Goal. Your task is to copy every line of the records below that contains "对于腰椎融合术后的高龄患者".

[Data entries]
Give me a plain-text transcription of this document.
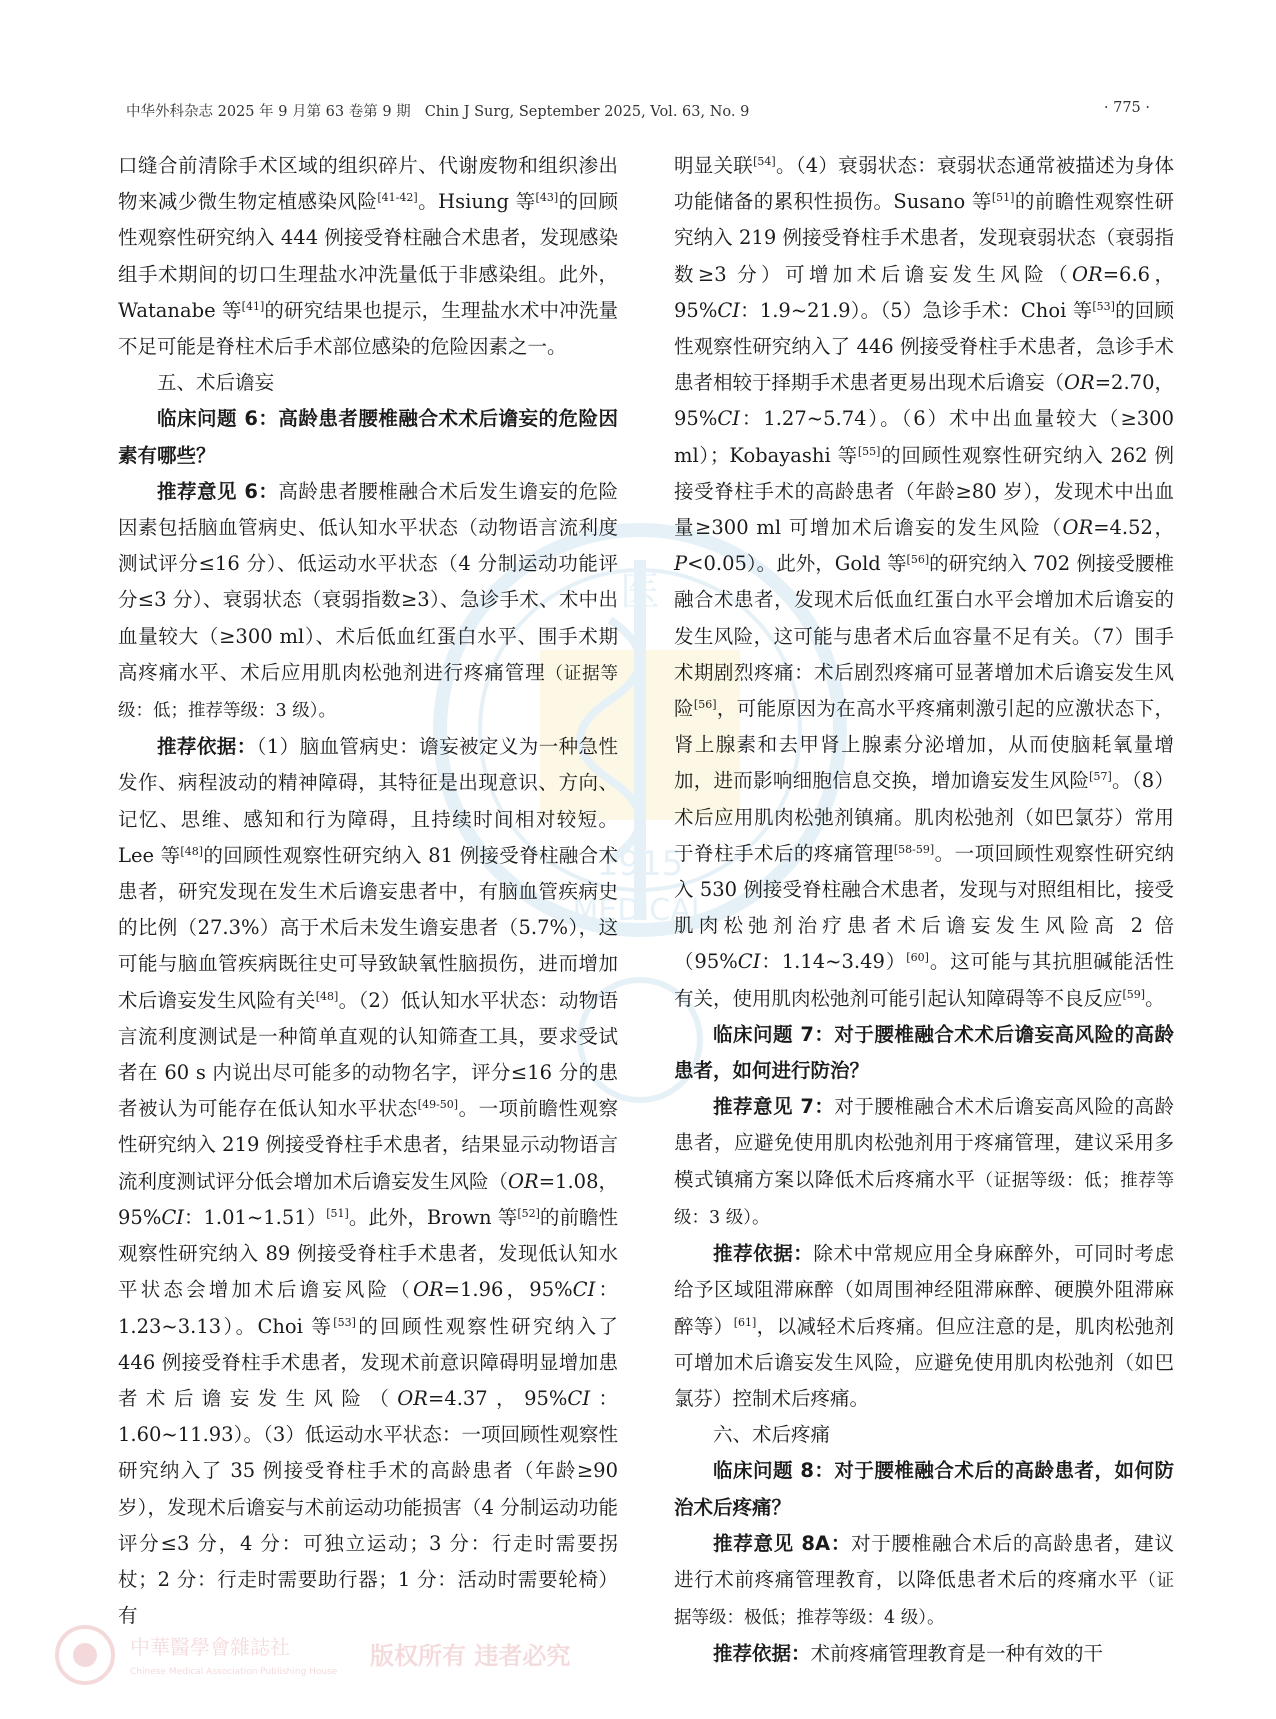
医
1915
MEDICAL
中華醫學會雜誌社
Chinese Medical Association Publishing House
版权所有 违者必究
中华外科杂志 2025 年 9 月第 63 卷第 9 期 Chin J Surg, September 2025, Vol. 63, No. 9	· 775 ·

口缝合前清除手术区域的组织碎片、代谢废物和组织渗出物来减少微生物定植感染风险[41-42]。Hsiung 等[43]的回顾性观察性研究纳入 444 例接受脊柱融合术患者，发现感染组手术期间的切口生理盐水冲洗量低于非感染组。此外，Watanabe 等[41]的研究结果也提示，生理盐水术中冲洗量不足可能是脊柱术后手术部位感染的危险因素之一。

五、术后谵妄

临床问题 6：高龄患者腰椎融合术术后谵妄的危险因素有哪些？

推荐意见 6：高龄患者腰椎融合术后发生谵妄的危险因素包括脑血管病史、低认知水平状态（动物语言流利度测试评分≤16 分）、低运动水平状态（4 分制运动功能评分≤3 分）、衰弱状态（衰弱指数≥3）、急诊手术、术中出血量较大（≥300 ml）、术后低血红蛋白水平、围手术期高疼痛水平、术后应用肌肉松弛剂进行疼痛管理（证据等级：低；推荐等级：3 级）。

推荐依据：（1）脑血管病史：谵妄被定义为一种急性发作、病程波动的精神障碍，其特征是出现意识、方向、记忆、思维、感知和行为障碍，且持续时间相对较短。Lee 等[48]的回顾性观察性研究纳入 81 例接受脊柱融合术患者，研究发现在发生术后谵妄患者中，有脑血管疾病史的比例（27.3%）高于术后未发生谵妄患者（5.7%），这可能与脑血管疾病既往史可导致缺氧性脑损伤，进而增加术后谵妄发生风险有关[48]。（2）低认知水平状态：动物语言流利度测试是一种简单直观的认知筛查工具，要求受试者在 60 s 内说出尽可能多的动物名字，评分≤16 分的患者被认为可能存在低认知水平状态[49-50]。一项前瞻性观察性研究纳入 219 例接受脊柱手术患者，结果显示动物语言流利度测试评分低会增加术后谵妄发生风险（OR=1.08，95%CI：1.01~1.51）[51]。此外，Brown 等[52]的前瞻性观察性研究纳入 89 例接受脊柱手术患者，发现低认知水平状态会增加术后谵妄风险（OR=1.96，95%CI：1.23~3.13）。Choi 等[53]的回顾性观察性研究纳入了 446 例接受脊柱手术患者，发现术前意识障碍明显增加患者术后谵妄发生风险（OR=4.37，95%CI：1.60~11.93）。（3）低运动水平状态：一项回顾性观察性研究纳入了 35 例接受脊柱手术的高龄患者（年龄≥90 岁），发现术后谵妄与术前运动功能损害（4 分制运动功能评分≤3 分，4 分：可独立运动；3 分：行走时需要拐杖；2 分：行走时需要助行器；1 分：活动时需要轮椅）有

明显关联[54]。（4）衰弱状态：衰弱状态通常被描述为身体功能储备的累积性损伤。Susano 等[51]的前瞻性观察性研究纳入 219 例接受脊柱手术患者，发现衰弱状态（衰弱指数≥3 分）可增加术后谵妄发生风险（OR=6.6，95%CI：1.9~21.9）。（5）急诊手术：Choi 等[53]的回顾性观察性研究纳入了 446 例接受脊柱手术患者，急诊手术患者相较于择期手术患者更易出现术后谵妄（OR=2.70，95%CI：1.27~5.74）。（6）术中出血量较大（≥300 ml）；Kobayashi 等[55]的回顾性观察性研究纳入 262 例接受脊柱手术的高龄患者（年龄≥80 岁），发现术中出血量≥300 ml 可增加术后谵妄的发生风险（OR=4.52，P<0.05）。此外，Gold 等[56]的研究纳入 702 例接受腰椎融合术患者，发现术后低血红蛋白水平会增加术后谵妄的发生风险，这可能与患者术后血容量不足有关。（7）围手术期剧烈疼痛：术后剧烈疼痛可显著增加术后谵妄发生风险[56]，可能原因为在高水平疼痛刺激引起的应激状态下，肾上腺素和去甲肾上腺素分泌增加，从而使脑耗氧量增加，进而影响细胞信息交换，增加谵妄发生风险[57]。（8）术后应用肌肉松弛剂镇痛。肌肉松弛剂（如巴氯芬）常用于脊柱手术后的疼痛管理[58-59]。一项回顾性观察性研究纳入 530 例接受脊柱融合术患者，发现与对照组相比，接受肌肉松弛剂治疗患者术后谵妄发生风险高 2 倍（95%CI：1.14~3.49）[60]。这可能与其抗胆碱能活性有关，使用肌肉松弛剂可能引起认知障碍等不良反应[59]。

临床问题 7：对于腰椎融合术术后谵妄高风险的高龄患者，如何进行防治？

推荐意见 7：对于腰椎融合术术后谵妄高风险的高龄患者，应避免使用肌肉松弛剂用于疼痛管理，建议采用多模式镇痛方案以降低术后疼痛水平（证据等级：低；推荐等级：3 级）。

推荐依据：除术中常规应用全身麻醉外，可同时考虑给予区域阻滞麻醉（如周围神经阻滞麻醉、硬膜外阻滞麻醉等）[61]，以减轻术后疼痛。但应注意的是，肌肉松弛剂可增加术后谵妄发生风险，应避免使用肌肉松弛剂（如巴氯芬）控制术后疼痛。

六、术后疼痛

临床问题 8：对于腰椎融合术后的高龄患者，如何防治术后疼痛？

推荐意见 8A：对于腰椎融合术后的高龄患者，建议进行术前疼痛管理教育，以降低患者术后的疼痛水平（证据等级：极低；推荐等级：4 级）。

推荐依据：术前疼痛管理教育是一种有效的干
==
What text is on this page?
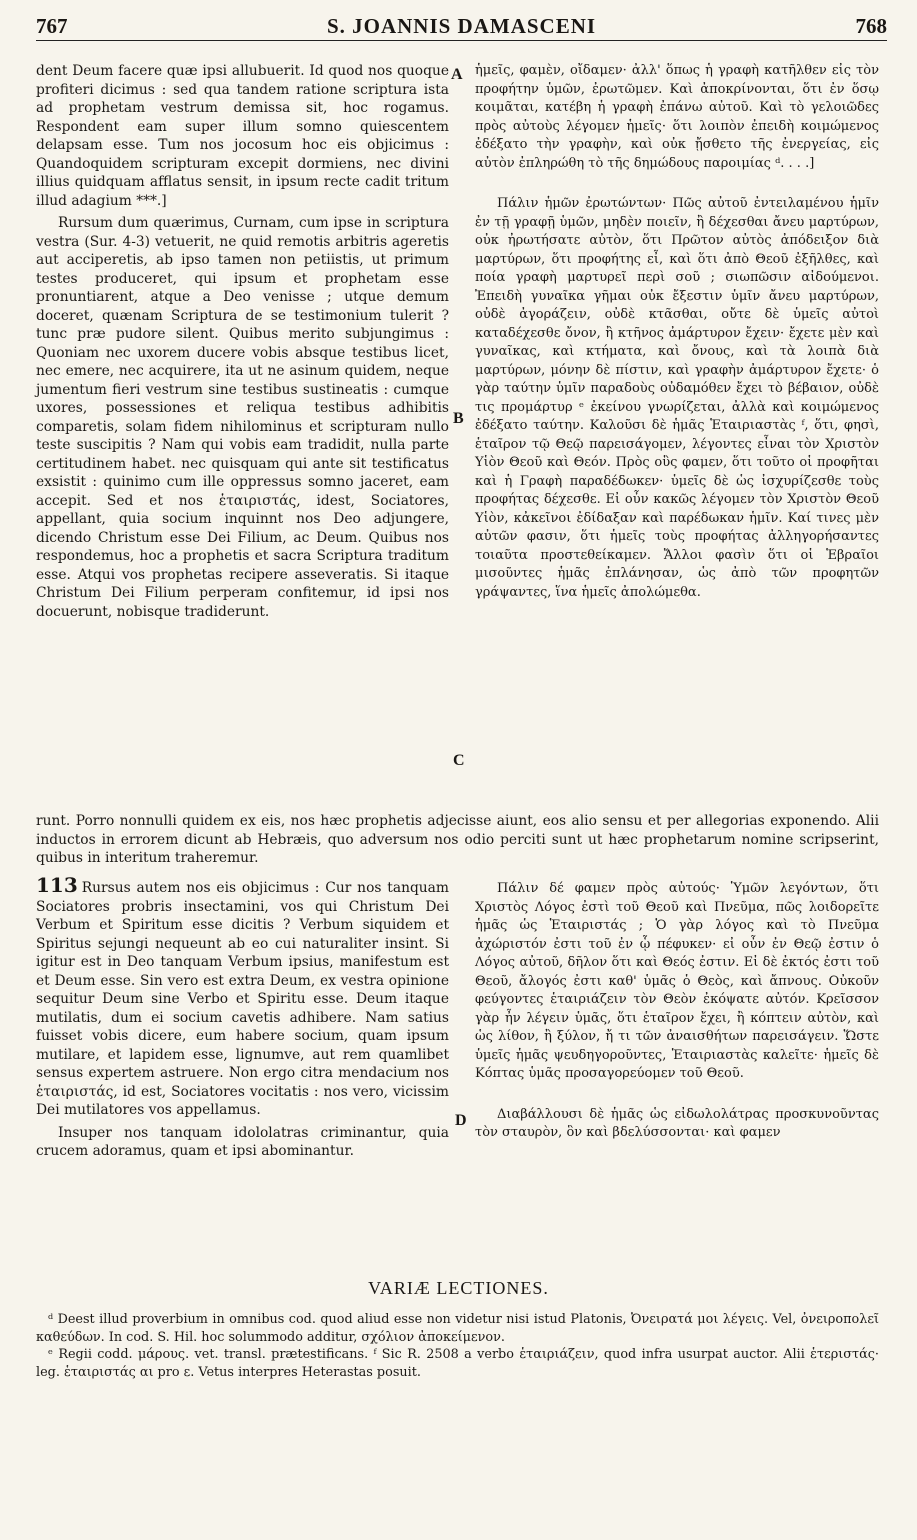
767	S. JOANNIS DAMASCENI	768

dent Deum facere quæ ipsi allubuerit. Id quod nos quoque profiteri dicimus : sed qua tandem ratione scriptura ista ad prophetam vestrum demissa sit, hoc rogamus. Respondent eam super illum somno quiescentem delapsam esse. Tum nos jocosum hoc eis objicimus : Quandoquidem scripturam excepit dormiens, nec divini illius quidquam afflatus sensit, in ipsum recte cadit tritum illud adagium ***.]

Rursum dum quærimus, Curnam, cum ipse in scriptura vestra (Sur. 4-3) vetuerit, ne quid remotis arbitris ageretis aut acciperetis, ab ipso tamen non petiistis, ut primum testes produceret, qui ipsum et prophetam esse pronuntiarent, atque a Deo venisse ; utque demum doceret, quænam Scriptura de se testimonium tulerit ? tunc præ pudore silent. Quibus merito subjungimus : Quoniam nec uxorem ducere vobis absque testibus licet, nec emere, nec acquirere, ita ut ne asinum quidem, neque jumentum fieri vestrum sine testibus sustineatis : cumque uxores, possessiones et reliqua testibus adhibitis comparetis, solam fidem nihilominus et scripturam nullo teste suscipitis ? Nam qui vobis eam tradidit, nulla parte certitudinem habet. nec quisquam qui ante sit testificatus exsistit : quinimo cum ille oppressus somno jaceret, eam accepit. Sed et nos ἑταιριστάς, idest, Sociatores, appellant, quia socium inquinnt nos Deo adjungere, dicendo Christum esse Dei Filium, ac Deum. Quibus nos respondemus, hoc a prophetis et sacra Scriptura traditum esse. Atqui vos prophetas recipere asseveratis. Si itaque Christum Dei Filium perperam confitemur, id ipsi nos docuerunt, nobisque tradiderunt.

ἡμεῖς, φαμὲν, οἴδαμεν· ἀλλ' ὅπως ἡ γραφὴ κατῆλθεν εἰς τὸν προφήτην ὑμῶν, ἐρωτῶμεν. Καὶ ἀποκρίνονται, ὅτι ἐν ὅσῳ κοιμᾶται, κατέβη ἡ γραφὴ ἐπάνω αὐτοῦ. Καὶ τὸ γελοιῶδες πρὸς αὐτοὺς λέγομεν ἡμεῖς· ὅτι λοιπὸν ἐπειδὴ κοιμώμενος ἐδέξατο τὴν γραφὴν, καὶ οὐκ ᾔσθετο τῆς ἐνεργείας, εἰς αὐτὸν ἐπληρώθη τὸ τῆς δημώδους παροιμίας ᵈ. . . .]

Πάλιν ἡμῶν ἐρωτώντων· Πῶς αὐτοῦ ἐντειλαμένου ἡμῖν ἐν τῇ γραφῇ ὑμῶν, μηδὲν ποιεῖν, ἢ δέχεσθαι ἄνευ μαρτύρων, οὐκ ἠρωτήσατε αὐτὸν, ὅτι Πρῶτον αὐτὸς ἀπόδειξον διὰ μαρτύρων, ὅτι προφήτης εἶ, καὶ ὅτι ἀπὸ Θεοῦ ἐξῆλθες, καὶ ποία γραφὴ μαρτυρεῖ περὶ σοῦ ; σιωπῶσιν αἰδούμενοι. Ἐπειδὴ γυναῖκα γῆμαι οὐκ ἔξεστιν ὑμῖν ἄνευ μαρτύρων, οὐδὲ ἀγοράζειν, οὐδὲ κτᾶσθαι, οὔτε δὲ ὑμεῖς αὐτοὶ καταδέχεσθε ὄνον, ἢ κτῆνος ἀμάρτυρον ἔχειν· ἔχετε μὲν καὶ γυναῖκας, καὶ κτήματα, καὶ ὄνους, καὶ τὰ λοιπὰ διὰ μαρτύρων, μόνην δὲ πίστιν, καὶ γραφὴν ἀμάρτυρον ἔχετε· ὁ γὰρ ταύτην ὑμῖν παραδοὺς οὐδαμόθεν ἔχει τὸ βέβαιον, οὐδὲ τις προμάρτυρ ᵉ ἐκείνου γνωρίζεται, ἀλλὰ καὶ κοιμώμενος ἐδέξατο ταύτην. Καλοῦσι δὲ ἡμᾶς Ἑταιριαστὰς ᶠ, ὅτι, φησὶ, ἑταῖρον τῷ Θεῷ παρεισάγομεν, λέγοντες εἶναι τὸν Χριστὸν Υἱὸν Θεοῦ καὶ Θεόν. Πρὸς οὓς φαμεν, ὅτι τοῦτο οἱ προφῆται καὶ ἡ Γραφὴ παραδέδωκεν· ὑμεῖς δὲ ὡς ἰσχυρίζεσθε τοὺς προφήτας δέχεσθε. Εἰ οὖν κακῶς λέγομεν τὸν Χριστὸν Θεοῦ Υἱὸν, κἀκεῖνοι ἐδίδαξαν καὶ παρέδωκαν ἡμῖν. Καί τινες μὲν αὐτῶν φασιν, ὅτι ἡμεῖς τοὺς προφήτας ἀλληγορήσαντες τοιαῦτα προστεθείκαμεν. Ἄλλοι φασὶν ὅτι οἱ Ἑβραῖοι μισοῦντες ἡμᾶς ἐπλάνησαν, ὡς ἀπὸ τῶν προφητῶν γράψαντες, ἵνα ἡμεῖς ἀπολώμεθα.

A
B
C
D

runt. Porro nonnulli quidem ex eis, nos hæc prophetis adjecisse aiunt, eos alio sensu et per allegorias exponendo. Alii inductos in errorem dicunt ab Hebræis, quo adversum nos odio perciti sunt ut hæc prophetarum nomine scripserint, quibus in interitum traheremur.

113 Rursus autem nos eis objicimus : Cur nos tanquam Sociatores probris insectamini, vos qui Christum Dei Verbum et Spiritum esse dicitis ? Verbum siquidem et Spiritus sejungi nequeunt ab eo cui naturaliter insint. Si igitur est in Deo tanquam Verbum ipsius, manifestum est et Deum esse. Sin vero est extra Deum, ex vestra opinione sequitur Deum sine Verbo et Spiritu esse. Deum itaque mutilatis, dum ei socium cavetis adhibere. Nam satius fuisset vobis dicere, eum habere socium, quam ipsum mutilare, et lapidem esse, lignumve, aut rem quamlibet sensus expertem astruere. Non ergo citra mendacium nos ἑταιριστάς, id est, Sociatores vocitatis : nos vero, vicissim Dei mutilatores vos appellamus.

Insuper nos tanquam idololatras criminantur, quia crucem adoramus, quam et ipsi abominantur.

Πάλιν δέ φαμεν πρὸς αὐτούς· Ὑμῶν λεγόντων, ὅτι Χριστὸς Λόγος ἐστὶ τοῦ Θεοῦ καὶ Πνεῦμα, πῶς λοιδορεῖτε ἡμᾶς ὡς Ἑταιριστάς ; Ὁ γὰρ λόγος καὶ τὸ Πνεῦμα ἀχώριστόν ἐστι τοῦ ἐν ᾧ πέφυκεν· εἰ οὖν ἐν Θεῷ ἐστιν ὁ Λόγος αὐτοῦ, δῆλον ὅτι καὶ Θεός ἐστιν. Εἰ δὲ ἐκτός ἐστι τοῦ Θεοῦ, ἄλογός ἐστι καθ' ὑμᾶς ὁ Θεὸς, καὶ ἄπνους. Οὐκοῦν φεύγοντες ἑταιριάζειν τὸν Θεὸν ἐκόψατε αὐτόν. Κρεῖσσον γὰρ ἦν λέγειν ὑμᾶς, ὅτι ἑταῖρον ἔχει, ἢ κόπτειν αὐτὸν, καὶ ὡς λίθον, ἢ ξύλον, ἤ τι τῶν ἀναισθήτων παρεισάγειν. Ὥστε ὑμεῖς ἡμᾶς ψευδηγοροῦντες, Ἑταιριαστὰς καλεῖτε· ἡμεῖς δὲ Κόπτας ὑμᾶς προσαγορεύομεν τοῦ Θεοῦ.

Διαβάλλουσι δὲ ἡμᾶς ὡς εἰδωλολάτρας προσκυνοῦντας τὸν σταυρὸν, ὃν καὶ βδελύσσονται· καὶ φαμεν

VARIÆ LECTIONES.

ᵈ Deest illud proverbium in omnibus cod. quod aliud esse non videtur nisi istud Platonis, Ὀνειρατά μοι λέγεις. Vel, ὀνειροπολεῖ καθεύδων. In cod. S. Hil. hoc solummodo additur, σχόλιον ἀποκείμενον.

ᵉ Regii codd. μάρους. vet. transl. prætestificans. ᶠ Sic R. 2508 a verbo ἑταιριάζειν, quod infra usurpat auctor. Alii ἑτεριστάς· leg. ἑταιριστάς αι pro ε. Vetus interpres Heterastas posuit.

Task response.
临床问题 8：对于腰椎融合术后的高龄患者，如何防治术后疼痛？
推荐意见 8A：对于腰椎融合术后的高龄患者，建议进行术前疼痛管理教育，以降低患者术后的疼痛水平（证据等级：极低；推荐等级：4 级）。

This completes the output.